** Start Records to process **

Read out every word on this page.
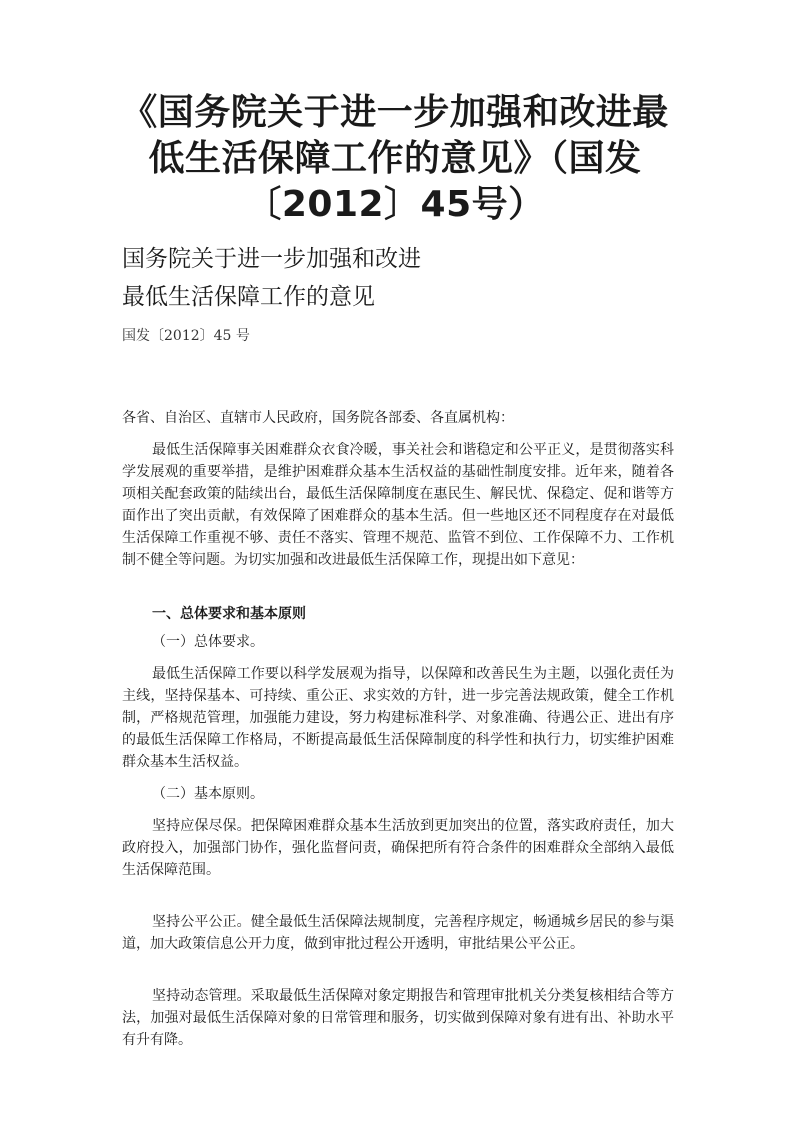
《国务院关于进一步加强和改进最低生活保障工作的意见》（国发〔2012〕45号）

国务院关于进一步加强和改进

最低生活保障工作的意见

国发〔2012〕45 号

各省、自治区、直辖市人民政府，国务院各部委、各直属机构：

最低生活保障事关困难群众衣食冷暖，事关社会和谐稳定和公平正义，是贯彻落实科学发展观的重要举措，是维护困难群众基本生活权益的基础性制度安排。近年来，随着各项相关配套政策的陆续出台，最低生活保障制度在惠民生、解民忧、保稳定、促和谐等方面作出了突出贡献，有效保障了困难群众的基本生活。但一些地区还不同程度存在对最低生活保障工作重视不够、责任不落实、管理不规范、监管不到位、工作保障不力、工作机制不健全等问题。为切实加强和改进最低生活保障工作，现提出如下意见：

一、总体要求和基本原则
（一）总体要求。

最低生活保障工作要以科学发展观为指导，以保障和改善民生为主题，以强化责任为主线，坚持保基本、可持续、重公正、求实效的方针，进一步完善法规政策，健全工作机制，严格规范管理，加强能力建设，努力构建标准科学、对象准确、待遇公正、进出有序的最低生活保障工作格局，不断提高最低生活保障制度的科学性和执行力，切实维护困难群众基本生活权益。

（二）基本原则。

坚持应保尽保。把保障困难群众基本生活放到更加突出的位置，落实政府责任，加大政府投入，加强部门协作，强化监督问责，确保把所有符合条件的困难群众全部纳入最低生活保障范围。

坚持公平公正。健全最低生活保障法规制度，完善程序规定，畅通城乡居民的参与渠道，加大政策信息公开力度，做到审批过程公开透明，审批结果公平公正。

坚持动态管理。采取最低生活保障对象定期报告和管理审批机关分类复核相结合等方法，加强对最低生活保障对象的日常管理和服务，切实做到保障对象有进有出、补助水平有升有降。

** End Records to process **

Given task:
Reproduce the material above in full and without alteration, but skip all pictures.

Expected output:
Read out every word on this page.
《国务院关于进一步加强和改进最低生活保障工作的意见》（国发〔2012〕45号）

国务院关于进一步加强和改进

最低生活保障工作的意见

国发〔2012〕45 号

各省、自治区、直辖市人民政府，国务院各部委、各直属机构：

最低生活保障事关困难群众衣食冷暖，事关社会和谐稳定和公平正义，是贯彻落实科学发展观的重要举措，是维护困难群众基本生活权益的基础性制度安排。近年来，随着各项相关配套政策的陆续出台，最低生活保障制度在惠民生、解民忧、保稳定、促和谐等方面作出了突出贡献，有效保障了困难群众的基本生活。但一些地区还不同程度存在对最低生活保障工作重视不够、责任不落实、管理不规范、监管不到位、工作保障不力、工作机制不健全等问题。为切实加强和改进最低生活保障工作，现提出如下意见：

一、总体要求和基本原则
（一）总体要求。

最低生活保障工作要以科学发展观为指导，以保障和改善民生为主题，以强化责任为主线，坚持保基本、可持续、重公正、求实效的方针，进一步完善法规政策，健全工作机制，严格规范管理，加强能力建设，努力构建标准科学、对象准确、待遇公正、进出有序的最低生活保障工作格局，不断提高最低生活保障制度的科学性和执行力，切实维护困难群众基本生活权益。

（二）基本原则。

坚持应保尽保。把保障困难群众基本生活放到更加突出的位置，落实政府责任，加大政府投入，加强部门协作，强化监督问责，确保把所有符合条件的困难群众全部纳入最低生活保障范围。

坚持公平公正。健全最低生活保障法规制度，完善程序规定，畅通城乡居民的参与渠道，加大政策信息公开力度，做到审批过程公开透明，审批结果公平公正。

坚持动态管理。采取最低生活保障对象定期报告和管理审批机关分类复核相结合等方法，加强对最低生活保障对象的日常管理和服务，切实做到保障对象有进有出、补助水平有升有降。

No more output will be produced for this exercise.